Some records
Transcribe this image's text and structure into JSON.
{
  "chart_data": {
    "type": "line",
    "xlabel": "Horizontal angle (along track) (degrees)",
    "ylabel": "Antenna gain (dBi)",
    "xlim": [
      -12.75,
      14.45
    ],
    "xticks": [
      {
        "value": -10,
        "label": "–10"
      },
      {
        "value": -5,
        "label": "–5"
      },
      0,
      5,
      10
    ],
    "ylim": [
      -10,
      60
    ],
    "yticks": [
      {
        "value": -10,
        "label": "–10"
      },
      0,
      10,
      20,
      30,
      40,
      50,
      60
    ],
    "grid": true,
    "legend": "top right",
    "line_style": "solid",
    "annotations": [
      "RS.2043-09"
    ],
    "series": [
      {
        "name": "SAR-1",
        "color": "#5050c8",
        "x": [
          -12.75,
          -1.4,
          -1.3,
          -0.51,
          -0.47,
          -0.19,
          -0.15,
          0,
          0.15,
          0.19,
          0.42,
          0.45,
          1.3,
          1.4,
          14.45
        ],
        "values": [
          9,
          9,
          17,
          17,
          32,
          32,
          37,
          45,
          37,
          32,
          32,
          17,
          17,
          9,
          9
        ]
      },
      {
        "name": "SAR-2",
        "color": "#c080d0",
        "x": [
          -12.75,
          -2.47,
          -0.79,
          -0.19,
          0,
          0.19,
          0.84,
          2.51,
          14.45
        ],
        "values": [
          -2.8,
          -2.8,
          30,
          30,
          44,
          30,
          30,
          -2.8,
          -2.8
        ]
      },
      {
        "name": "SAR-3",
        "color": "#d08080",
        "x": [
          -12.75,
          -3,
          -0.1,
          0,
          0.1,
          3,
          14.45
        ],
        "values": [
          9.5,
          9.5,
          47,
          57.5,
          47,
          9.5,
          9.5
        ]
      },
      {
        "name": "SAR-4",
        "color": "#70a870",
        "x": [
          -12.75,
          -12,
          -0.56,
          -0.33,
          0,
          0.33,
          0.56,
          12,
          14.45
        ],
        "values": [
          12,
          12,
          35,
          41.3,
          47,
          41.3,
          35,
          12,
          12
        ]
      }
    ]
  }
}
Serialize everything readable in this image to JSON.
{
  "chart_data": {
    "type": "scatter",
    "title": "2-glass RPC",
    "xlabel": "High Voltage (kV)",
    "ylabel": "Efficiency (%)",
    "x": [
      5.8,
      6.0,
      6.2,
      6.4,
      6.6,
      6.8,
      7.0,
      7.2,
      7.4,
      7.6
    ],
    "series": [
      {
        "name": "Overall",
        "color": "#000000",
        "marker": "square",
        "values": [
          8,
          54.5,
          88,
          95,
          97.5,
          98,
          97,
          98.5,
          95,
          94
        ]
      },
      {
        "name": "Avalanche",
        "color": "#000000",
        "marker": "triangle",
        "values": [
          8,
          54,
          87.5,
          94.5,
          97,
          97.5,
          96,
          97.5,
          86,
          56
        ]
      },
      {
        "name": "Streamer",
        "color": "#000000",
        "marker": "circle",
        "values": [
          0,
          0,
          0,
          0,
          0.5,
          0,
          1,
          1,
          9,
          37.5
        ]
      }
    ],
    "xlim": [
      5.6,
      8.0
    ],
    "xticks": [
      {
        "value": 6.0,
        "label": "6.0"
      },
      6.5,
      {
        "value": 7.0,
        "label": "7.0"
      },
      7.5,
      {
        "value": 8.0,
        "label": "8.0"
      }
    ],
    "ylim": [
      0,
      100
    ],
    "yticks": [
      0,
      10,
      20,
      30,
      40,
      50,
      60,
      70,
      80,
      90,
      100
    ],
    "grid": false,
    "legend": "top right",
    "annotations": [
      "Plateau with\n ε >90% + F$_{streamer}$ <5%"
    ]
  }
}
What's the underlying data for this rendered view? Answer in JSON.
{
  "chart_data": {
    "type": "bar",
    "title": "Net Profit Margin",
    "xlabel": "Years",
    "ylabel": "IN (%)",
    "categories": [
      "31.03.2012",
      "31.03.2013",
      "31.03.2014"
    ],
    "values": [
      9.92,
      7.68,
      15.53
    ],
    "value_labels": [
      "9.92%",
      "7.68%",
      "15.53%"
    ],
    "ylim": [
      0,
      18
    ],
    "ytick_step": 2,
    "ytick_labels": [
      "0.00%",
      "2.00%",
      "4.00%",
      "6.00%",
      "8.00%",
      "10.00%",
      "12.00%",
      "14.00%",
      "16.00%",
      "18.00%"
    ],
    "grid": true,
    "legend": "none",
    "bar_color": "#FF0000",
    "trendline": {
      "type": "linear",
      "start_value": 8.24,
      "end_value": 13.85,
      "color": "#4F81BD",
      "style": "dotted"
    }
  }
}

* [Instruction]: Print every record exactly as it was given.

* [Complete response]:
Transcribe this image's text and structure into JSON.
{
  "chart_data": {
    "type": "line",
    "xlabel": "Horizontal angle (along track) (degrees)",
    "ylabel": "Antenna gain (dBi)",
    "xlim": [
      -12.75,
      14.45
    ],
    "xticks": [
      {
        "value": -10,
        "label": "–10"
      },
      {
        "value": -5,
        "label": "–5"
      },
      0,
      5,
      10
    ],
    "ylim": [
      -10,
      60
    ],
    "yticks": [
      {
        "value": -10,
        "label": "–10"
      },
      0,
      10,
      20,
      30,
      40,
      50,
      60
    ],
    "grid": true,
    "legend": "top right",
    "line_style": "solid",
    "annotations": [
      "RS.2043-09"
    ],
    "series": [
      {
        "name": "SAR-1",
        "color": "#5050c8",
        "x": [
          -12.75,
          -1.4,
          -1.3,
          -0.51,
          -0.47,
          -0.19,
          -0.15,
          0,
          0.15,
          0.19,
          0.42,
          0.45,
          1.3,
          1.4,
          14.45
        ],
        "values": [
          9,
          9,
          17,
          17,
          32,
          32,
          37,
          45,
          37,
          32,
          32,
          17,
          17,
          9,
          9
        ]
      },
      {
        "name": "SAR-2",
        "color": "#c080d0",
        "x": [
          -12.75,
          -2.47,
          -0.79,
          -0.19,
          0,
          0.19,
          0.84,
          2.51,
          14.45
        ],
        "values": [
          -2.8,
          -2.8,
          30,
          30,
          44,
          30,
          30,
          -2.8,
          -2.8
        ]
      },
      {
        "name": "SAR-3",
        "color": "#d08080",
        "x": [
          -12.75,
          -3,
          -0.1,
          0,
          0.1,
          3,
          14.45
        ],
        "values": [
          9.5,
          9.5,
          47,
          57.5,
          47,
          9.5,
          9.5
        ]
      },
      {
        "name": "SAR-4",
        "color": "#70a870",
        "x": [
          -12.75,
          -12,
          -0.56,
          -0.33,
          0,
          0.33,
          0.56,
          12,
          14.45
        ],
        "values": [
          12,
          12,
          35,
          41.3,
          47,
          41.3,
          35,
          12,
          12
        ]
      }
    ]
  }
}
Serialize everything readable in this image to JSON.
{
  "chart_data": {
    "type": "scatter",
    "title": "2-glass RPC",
    "xlabel": "High Voltage (kV)",
    "ylabel": "Efficiency (%)",
    "x": [
      5.8,
      6.0,
      6.2,
      6.4,
      6.6,
      6.8,
      7.0,
      7.2,
      7.4,
      7.6
    ],
    "series": [
      {
        "name": "Overall",
        "color": "#000000",
        "marker": "square",
        "values": [
          8,
          54.5,
          88,
          95,
          97.5,
          98,
          97,
          98.5,
          95,
          94
        ]
      },
      {
        "name": "Avalanche",
        "color": "#000000",
        "marker": "triangle",
        "values": [
          8,
          54,
          87.5,
          94.5,
          97,
          97.5,
          96,
          97.5,
          86,
          56
        ]
      },
      {
        "name": "Streamer",
        "color": "#000000",
        "marker": "circle",
        "values": [
          0,
          0,
          0,
          0,
          0.5,
          0,
          1,
          1,
          9,
          37.5
        ]
      }
    ],
    "xlim": [
      5.6,
      8.0
    ],
    "xticks": [
      {
        "value": 6.0,
        "label": "6.0"
      },
      6.5,
      {
        "value": 7.0,
        "label": "7.0"
      },
      7.5,
      {
        "value": 8.0,
        "label": "8.0"
      }
    ],
    "ylim": [
      0,
      100
    ],
    "yticks": [
      0,
      10,
      20,
      30,
      40,
      50,
      60,
      70,
      80,
      90,
      100
    ],
    "grid": false,
    "legend": "top right",
    "annotations": [
      "Plateau with\n ε >90% + F$_{streamer}$ <5%"
    ]
  }
}
What's the underlying data for this rendered view? Answer in JSON.
{
  "chart_data": {
    "type": "bar",
    "title": "Net Profit Margin",
    "xlabel": "Years",
    "ylabel": "IN (%)",
    "categories": [
      "31.03.2012",
      "31.03.2013",
      "31.03.2014"
    ],
    "values": [
      9.92,
      7.68,
      15.53
    ],
    "value_labels": [
      "9.92%",
      "7.68%",
      "15.53%"
    ],
    "ylim": [
      0,
      18
    ],
    "ytick_step": 2,
    "ytick_labels": [
      "0.00%",
      "2.00%",
      "4.00%",
      "6.00%",
      "8.00%",
      "10.00%",
      "12.00%",
      "14.00%",
      "16.00%",
      "18.00%"
    ],
    "grid": true,
    "legend": "none",
    "bar_color": "#FF0000",
    "trendline": {
      "type": "linear",
      "start_value": 8.24,
      "end_value": 13.85,
      "color": "#4F81BD",
      "style": "dotted"
    }
  }
}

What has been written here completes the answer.